Give as a JSON list of strings everything from the line containing "Patent image size: (842, 821)." down to the line containing "The spacer 5 is at (422, 237).", with both of those lines included. Use one string per line and leave out blank lines.

→ Provided records:
--- START ---

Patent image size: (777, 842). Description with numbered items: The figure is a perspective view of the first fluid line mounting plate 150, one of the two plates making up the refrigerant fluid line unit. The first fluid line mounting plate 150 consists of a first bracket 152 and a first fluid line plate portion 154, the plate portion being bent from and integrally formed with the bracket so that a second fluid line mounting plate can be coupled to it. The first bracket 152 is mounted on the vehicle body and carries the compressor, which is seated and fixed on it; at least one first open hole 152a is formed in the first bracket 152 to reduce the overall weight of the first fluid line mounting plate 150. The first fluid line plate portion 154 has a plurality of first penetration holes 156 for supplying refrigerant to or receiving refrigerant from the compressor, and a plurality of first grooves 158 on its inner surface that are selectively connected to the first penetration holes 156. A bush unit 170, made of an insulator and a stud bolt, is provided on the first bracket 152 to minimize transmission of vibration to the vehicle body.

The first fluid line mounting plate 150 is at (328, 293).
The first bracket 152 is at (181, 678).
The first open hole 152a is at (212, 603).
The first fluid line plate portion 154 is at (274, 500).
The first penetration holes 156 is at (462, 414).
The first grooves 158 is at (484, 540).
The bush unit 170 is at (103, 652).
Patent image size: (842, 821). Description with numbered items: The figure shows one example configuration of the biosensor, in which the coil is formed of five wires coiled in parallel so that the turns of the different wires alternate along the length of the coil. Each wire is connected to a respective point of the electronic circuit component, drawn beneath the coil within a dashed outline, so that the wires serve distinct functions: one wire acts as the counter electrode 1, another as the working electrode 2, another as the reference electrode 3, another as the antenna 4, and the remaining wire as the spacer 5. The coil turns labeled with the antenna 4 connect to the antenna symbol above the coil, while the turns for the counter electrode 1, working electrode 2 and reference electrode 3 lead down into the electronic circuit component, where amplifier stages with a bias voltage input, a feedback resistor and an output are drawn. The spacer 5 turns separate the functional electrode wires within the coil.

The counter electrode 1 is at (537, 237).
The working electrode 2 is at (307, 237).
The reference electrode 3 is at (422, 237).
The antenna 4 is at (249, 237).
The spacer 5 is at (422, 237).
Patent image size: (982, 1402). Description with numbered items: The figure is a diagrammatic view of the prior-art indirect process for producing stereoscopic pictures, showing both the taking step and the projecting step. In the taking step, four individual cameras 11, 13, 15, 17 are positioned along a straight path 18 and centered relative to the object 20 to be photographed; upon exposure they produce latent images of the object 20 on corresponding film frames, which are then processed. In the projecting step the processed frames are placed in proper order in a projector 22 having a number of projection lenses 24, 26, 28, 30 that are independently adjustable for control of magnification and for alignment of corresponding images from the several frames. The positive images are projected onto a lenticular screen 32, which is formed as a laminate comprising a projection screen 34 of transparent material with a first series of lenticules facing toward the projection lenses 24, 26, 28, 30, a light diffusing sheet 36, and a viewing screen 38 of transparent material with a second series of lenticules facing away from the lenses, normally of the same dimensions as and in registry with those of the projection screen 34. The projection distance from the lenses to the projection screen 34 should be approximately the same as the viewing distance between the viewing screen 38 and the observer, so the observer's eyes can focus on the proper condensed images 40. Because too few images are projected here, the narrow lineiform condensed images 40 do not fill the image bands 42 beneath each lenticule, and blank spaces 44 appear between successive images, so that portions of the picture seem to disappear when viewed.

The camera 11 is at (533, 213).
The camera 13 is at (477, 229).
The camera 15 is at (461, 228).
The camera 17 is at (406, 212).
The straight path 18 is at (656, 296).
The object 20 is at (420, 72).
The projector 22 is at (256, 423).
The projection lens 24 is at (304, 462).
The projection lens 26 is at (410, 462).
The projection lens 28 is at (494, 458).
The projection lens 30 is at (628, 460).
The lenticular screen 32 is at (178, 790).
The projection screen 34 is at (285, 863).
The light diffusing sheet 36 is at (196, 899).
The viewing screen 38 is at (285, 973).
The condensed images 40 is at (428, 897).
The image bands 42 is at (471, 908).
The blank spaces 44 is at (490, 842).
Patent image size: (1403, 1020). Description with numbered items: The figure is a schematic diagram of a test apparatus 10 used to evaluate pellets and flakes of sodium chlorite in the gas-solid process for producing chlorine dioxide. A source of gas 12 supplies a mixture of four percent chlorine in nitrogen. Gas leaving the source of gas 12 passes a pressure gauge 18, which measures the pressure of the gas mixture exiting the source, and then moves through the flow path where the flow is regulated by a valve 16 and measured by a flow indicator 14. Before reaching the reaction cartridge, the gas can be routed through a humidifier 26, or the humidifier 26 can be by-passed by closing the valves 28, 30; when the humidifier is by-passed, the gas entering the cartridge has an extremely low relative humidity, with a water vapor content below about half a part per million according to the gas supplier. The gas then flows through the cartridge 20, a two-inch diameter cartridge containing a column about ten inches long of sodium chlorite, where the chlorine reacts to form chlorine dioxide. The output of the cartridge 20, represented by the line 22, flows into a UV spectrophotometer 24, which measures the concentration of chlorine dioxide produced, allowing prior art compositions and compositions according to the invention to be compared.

--- END ---

→ Exercise response:
[
  "Patent image size: (842, 821). Description with numbered items: The figure shows one example configuration of the biosensor, in which the coil is formed of five wires coiled in parallel so that the turns of the different wires alternate along the length of the coil. Each wire is connected to a respective point of the electronic circuit component, drawn beneath the coil within a dashed outline, so that the wires serve distinct functions: one wire acts as the counter electrode 1, another as the working electrode 2, another as the reference electrode 3, another as the antenna 4, and the remaining wire as the spacer 5. The coil turns labeled with the antenna 4 connect to the antenna symbol above the coil, while the turns for the counter electrode 1, working electrode 2 and reference electrode 3 lead down into the electronic circuit component, where amplifier stages with a bias voltage input, a feedback resistor and an output are drawn. The spacer 5 turns separate the functional electrode wires within the coil.",
  "The counter electrode 1 is at (537, 237).",
  "The working electrode 2 is at (307, 237).",
  "The reference electrode 3 is at (422, 237).",
  "The antenna 4 is at (249, 237).",
  "The spacer 5 is at (422, 237)."
]